[start]

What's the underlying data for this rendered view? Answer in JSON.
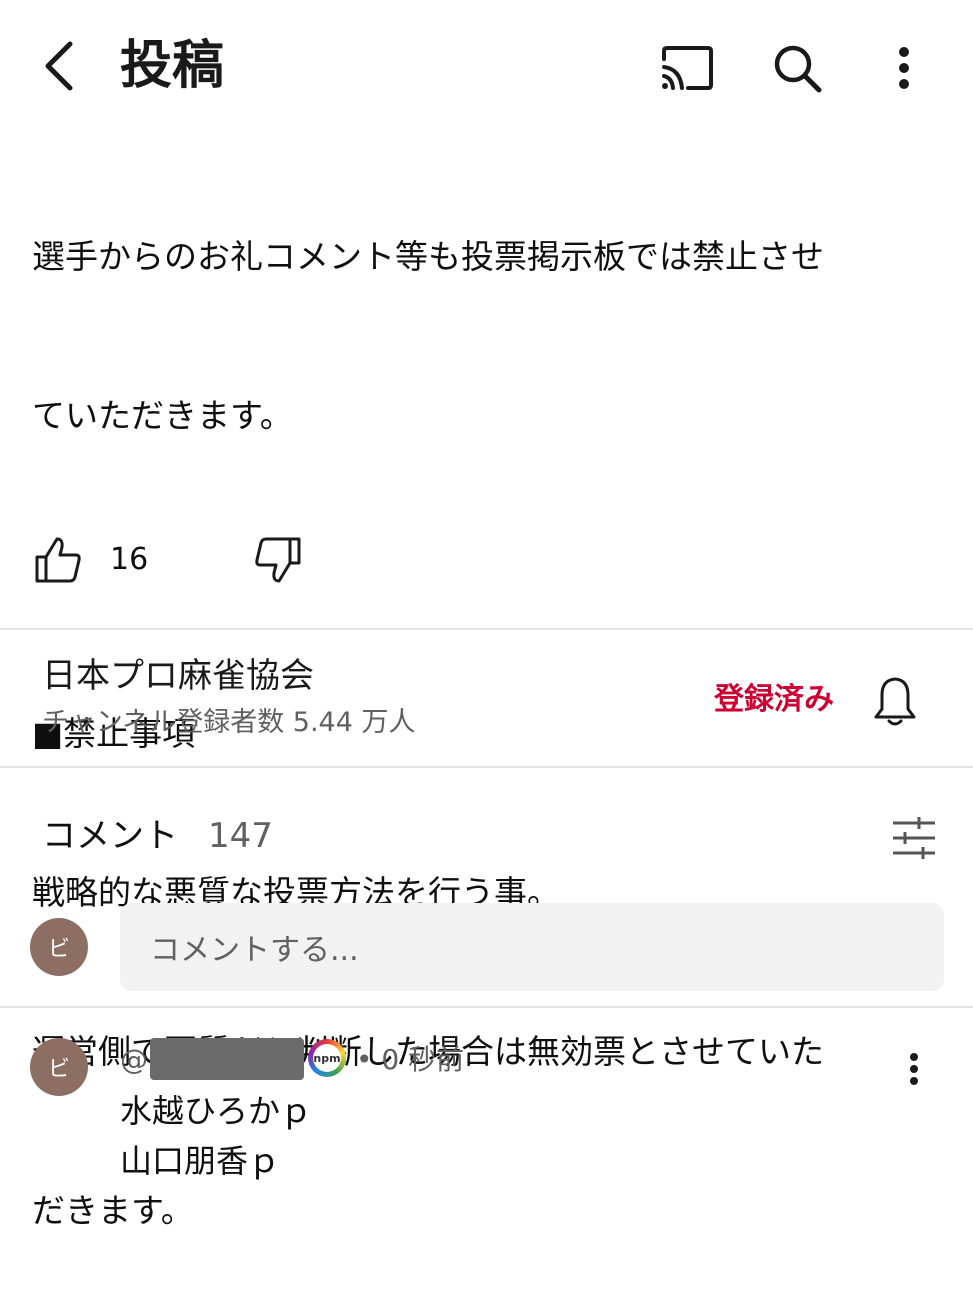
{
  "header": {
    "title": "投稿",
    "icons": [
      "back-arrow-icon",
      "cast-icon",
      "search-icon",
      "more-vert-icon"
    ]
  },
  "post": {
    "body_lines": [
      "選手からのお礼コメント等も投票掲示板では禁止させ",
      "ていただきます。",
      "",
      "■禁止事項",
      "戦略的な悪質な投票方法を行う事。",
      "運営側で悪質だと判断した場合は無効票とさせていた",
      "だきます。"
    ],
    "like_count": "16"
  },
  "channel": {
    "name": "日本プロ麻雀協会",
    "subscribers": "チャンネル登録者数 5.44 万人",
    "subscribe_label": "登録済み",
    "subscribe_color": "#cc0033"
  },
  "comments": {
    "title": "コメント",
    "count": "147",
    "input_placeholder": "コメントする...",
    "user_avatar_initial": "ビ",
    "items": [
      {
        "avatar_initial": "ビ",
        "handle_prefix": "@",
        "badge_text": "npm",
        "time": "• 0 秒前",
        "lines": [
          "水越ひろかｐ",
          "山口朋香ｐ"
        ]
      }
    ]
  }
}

[end]

**Problem to work on**.
Set down the material exactly, every line of it, except for the pictures.

**Response for this exercise**.
What's the underlying data for this rendered view? Answer in JSON.
{
  "header": {
    "title": "投稿",
    "icons": [
      "back-arrow-icon",
      "cast-icon",
      "search-icon",
      "more-vert-icon"
    ]
  },
  "post": {
    "body_lines": [
      "選手からのお礼コメント等も投票掲示板では禁止させ",
      "ていただきます。",
      "",
      "■禁止事項",
      "戦略的な悪質な投票方法を行う事。",
      "運営側で悪質だと判断した場合は無効票とさせていた",
      "だきます。"
    ],
    "like_count": "16"
  },
  "channel": {
    "name": "日本プロ麻雀協会",
    "subscribers": "チャンネル登録者数 5.44 万人",
    "subscribe_label": "登録済み",
    "subscribe_color": "#cc0033"
  },
  "comments": {
    "title": "コメント",
    "count": "147",
    "input_placeholder": "コメントする...",
    "user_avatar_initial": "ビ",
    "items": [
      {
        "avatar_initial": "ビ",
        "handle_prefix": "@",
        "badge_text": "npm",
        "time": "• 0 秒前",
        "lines": [
          "水越ひろかｐ",
          "山口朋香ｐ"
        ]
      }
    ]
  }
}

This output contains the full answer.